Track down every line below that holds "вещество" and copy it.

— Start —

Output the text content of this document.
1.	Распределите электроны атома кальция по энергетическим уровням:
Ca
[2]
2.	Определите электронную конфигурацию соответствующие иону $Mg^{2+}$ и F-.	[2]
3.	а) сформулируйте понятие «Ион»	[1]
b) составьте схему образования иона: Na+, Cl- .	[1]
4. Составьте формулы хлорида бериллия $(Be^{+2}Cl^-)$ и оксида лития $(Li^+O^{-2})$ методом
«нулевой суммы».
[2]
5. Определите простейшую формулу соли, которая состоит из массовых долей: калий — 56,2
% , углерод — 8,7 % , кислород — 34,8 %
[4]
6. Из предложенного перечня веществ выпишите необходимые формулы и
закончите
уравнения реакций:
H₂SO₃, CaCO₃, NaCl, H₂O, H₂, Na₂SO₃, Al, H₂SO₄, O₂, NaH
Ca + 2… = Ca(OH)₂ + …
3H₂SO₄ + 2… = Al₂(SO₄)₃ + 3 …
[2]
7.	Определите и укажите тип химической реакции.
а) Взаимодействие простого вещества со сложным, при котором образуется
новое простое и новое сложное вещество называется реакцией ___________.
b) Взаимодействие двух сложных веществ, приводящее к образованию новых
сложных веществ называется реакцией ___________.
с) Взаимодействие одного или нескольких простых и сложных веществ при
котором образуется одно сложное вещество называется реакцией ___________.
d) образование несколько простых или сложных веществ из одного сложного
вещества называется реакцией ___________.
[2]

— End —
— Start —

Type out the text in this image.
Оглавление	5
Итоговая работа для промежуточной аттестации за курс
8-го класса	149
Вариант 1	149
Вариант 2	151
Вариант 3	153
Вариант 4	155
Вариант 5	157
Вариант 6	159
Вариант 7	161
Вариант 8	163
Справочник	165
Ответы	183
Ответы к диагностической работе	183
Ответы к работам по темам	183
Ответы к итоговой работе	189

— End —

▸ RESPONSE BELOW:
новое простое и новое сложное вещество называется реакцией ___________.
котором образуется одно сложное вещество называется реакцией ___________.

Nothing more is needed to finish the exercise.